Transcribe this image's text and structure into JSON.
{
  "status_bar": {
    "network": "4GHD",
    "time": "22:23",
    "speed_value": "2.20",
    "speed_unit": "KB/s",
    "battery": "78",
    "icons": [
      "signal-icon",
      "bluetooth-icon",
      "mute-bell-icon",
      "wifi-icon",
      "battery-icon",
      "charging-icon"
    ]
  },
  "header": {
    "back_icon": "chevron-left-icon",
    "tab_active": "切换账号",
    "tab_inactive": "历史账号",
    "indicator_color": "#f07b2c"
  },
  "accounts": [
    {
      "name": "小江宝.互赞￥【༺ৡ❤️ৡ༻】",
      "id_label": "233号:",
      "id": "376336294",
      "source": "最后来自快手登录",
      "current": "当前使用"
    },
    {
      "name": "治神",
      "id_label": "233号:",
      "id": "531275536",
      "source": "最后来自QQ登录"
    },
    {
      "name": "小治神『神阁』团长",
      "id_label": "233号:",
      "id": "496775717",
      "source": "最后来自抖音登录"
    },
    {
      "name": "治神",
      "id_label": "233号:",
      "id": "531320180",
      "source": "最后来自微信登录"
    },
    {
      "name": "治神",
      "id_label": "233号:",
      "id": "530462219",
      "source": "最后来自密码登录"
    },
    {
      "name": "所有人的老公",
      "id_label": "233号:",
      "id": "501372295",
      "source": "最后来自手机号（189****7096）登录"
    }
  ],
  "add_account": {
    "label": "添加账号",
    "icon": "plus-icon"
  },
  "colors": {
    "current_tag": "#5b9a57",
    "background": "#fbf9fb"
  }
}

▬▬▬▬▬▬▬▬▬▬

▶ Given problem
Track down the lines that include the word "source" and copy them.

▶ Task answer
      "source": "最后来自快手登录",
      "source": "最后来自QQ登录"
      "source": "最后来自抖音登录"
      "source": "最后来自微信登录"
      "source": "最后来自密码登录"
      "source": "最后来自手机号（189****7096）登录"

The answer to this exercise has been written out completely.